Can you turn every line of the data below into a numbered list, skipping blank lines and leaving the pictures out?

▸ **Material for this exercise**:

-------------------------

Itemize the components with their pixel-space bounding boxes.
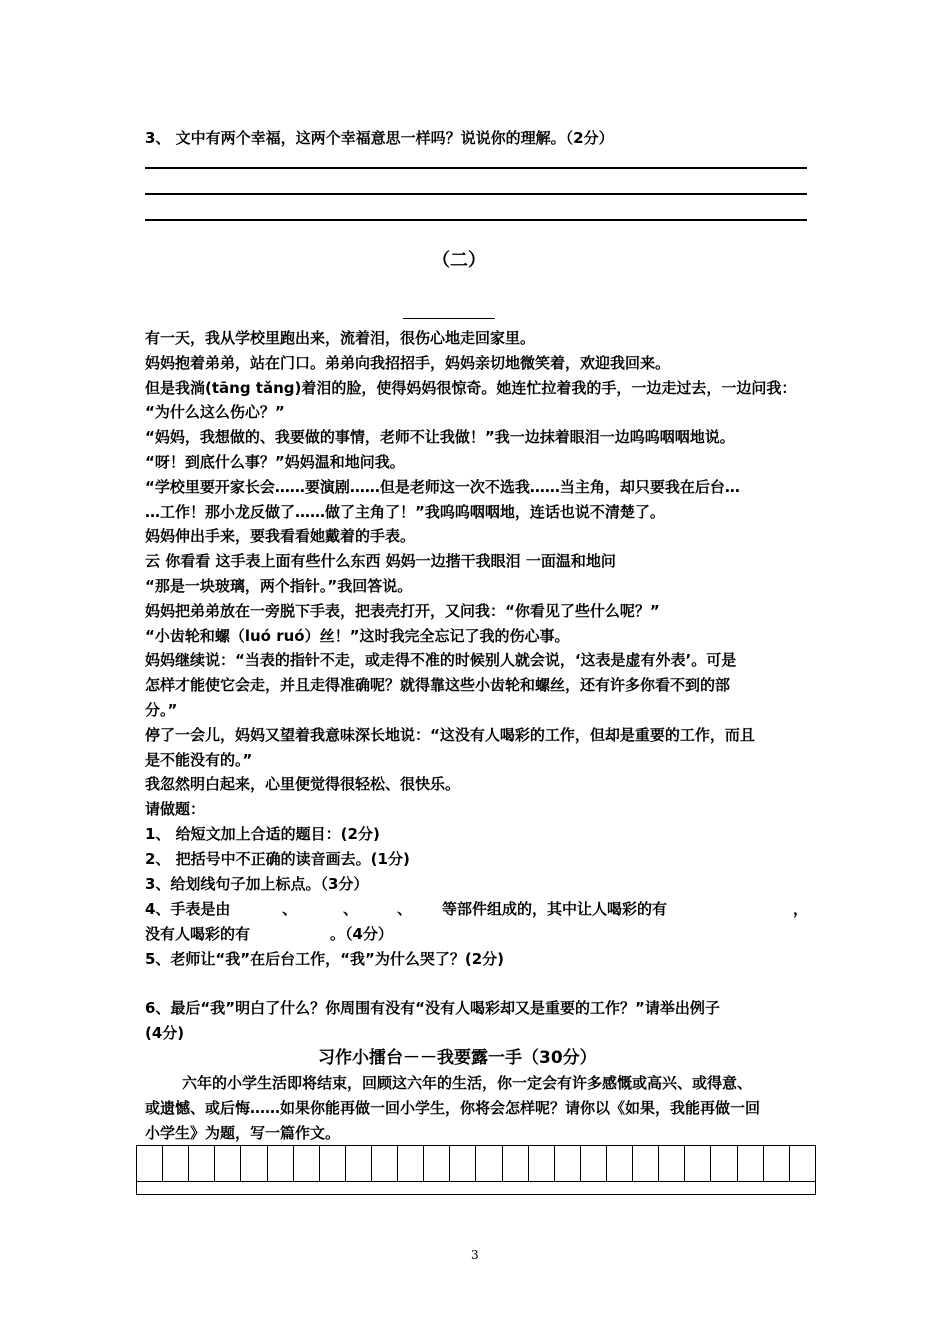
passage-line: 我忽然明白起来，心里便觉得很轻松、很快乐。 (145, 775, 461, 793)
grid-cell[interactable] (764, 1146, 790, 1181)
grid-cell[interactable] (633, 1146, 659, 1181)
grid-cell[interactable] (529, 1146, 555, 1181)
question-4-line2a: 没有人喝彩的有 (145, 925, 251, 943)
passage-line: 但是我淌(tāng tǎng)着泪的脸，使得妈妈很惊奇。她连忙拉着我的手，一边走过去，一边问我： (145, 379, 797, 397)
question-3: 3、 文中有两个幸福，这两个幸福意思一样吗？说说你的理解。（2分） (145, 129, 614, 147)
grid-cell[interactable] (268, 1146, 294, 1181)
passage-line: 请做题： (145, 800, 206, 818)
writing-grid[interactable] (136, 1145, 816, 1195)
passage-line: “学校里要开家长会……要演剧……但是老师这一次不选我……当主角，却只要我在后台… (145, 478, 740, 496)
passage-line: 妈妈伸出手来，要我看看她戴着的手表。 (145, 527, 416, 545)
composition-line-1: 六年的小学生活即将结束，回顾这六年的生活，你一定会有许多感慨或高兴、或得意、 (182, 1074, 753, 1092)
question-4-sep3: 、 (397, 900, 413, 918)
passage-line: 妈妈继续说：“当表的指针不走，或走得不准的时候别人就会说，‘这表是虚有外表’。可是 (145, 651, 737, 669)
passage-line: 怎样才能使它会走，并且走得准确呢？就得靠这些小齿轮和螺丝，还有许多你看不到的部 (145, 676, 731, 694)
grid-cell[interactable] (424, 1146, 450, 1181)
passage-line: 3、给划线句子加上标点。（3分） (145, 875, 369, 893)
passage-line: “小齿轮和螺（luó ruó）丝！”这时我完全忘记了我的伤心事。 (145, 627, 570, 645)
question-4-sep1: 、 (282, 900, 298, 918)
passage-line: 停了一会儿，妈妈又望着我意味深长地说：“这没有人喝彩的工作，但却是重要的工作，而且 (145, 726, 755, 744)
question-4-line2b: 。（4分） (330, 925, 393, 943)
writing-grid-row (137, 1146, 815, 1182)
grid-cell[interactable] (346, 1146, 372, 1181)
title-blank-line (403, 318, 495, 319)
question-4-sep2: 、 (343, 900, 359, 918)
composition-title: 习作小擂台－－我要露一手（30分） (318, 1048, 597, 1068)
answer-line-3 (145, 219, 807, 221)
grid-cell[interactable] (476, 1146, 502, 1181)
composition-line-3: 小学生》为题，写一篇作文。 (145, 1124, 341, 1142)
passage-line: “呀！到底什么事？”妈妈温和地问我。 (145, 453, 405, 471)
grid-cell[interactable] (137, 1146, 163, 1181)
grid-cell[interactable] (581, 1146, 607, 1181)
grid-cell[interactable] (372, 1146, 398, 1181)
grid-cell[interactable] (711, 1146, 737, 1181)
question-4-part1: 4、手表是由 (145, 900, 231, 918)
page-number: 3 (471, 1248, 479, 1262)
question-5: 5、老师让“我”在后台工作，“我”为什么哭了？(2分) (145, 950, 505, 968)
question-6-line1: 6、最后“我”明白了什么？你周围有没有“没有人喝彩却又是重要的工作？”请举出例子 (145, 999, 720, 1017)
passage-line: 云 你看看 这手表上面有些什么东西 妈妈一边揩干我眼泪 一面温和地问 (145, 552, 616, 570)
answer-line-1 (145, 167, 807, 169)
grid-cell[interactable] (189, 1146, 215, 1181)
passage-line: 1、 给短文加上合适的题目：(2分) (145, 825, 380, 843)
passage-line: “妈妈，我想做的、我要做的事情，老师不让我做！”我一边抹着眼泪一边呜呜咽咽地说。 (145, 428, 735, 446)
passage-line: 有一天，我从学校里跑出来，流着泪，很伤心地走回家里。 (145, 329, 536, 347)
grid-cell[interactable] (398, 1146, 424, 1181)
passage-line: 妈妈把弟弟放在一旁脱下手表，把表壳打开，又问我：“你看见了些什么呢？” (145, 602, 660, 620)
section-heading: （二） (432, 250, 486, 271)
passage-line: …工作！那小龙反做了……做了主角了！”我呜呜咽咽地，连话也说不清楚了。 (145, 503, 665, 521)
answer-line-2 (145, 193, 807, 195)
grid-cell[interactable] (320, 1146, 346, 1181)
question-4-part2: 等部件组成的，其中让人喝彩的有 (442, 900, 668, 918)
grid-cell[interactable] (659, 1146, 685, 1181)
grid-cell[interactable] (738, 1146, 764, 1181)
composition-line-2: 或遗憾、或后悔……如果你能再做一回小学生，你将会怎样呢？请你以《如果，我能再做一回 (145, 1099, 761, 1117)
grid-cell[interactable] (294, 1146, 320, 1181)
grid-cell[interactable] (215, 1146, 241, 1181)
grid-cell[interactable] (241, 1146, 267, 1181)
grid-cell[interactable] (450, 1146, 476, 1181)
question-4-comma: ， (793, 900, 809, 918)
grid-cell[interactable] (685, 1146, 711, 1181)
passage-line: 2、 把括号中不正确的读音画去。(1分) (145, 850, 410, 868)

-------------------------

▸ **Result for this exercise**:
1. Itemize the components with their pixel-space bounding boxes.
2. passage-line: 我忽然明白起来，心里便觉得很轻松、很快乐。 (145, 775, 461, 793)
3. grid-cell[interactable] (764, 1146, 790, 1181)
4. grid-cell[interactable] (633, 1146, 659, 1181)
5. grid-cell[interactable] (529, 1146, 555, 1181)
6. question-4-line2a: 没有人喝彩的有 (145, 925, 251, 943)
7. passage-line: 但是我淌(tāng tǎng)着泪的脸，使得妈妈很惊奇。她连忙拉着我的手，一边走过去，一边问我： (145, 379, 797, 397)
8. question-3: 3、 文中有两个幸福，这两个幸福意思一样吗？说说你的理解。（2分） (145, 129, 614, 147)
9. grid-cell[interactable] (268, 1146, 294, 1181)
10. passage-line: 请做题： (145, 800, 206, 818)
11. writing-grid[interactable] (136, 1145, 816, 1195)
12. passage-line: “学校里要开家长会……要演剧……但是老师这一次不选我……当主角，却只要我在后台… (145, 478, 740, 496)
13. passage-line: 妈妈伸出手来，要我看看她戴着的手表。 (145, 527, 416, 545)
14. composition-line-1: 六年的小学生活即将结束，回顾这六年的生活，你一定会有许多感慨或高兴、或得意、 (182, 1074, 753, 1092)
15. question-4-sep3: 、 (397, 900, 413, 918)
16. passage-line: 妈妈继续说：“当表的指针不走，或走得不准的时候别人就会说，‘这表是虚有外表’。可是 (145, 651, 737, 669)
17. passage-line: 怎样才能使它会走，并且走得准确呢？就得靠这些小齿轮和螺丝，还有许多你看不到的部 (145, 676, 731, 694)
18. grid-cell[interactable] (424, 1146, 450, 1181)
19. passage-line: 3、给划线句子加上标点。（3分） (145, 875, 369, 893)
20. passage-line: “小齿轮和螺（luó ruó）丝！”这时我完全忘记了我的伤心事。 (145, 627, 570, 645)
21. question-4-sep1: 、 (282, 900, 298, 918)
22. passage-line: 停了一会儿，妈妈又望着我意味深长地说：“这没有人喝彩的工作，但却是重要的工作，而且 (145, 726, 755, 744)
23. question-4-line2b: 。（4分） (330, 925, 393, 943)
24. writing-grid-row (137, 1146, 815, 1182)
25. grid-cell[interactable] (346, 1146, 372, 1181)
26. title-blank-line (403, 318, 495, 319)
27. question-4-sep2: 、 (343, 900, 359, 918)
28. composition-title: 习作小擂台－－我要露一手（30分） (318, 1048, 597, 1068)
29. answer-line-3 (145, 219, 807, 221)
30. grid-cell[interactable] (476, 1146, 502, 1181)
31. composition-line-3: 小学生》为题，写一篇作文。 (145, 1124, 341, 1142)
32. passage-line: “呀！到底什么事？”妈妈温和地问我。 (145, 453, 405, 471)
33. grid-cell[interactable] (137, 1146, 163, 1181)
34. grid-cell[interactable] (581, 1146, 607, 1181)
35. grid-cell[interactable] (372, 1146, 398, 1181)
36. grid-cell[interactable] (711, 1146, 737, 1181)
37. question-4-part1: 4、手表是由 (145, 900, 231, 918)
38. page-number: 3 (471, 1248, 479, 1262)
39. question-5: 5、老师让“我”在后台工作，“我”为什么哭了？(2分) (145, 950, 505, 968)
40. question-6-line1: 6、最后“我”明白了什么？你周围有没有“没有人喝彩却又是重要的工作？”请举出例子 (145, 999, 720, 1017)
41. passage-line: 云 你看看 这手表上面有些什么东西 妈妈一边揩干我眼泪 一面温和地问 (145, 552, 616, 570)
42. answer-line-1 (145, 167, 807, 169)
43. grid-cell[interactable] (189, 1146, 215, 1181)
44. passage-line: 1、 给短文加上合适的题目：(2分) (145, 825, 380, 843)
45. passage-line: “妈妈，我想做的、我要做的事情，老师不让我做！”我一边抹着眼泪一边呜呜咽咽地说。 (145, 428, 735, 446)
46. passage-line: 有一天，我从学校里跑出来，流着泪，很伤心地走回家里。 (145, 329, 536, 347)
47. grid-cell[interactable] (398, 1146, 424, 1181)
48. passage-line: 妈妈把弟弟放在一旁脱下手表，把表壳打开，又问我：“你看见了些什么呢？” (145, 602, 660, 620)
49. section-heading: （二） (432, 250, 486, 271)
50. passage-line: …工作！那小龙反做了……做了主角了！”我呜呜咽咽地，连话也说不清楚了。 (145, 503, 665, 521)
51. answer-line-2 (145, 193, 807, 195)
52. grid-cell[interactable] (320, 1146, 346, 1181)
53. question-4-part2: 等部件组成的，其中让人喝彩的有 (442, 900, 668, 918)
54. grid-cell[interactable] (659, 1146, 685, 1181)
55. grid-cell[interactable] (738, 1146, 764, 1181)
56. composition-line-2: 或遗憾、或后悔……如果你能再做一回小学生，你将会怎样呢？请你以《如果，我能再做一回 (145, 1099, 761, 1117)
57. grid-cell[interactable] (294, 1146, 320, 1181)
58. grid-cell[interactable] (215, 1146, 241, 1181)
59. grid-cell[interactable] (241, 1146, 267, 1181)
60. grid-cell[interactable] (450, 1146, 476, 1181)
61. question-4-comma: ， (793, 900, 809, 918)
62. grid-cell[interactable] (685, 1146, 711, 1181)
63. passage-line: 2、 把括号中不正确的读音画去。(1分) (145, 850, 410, 868)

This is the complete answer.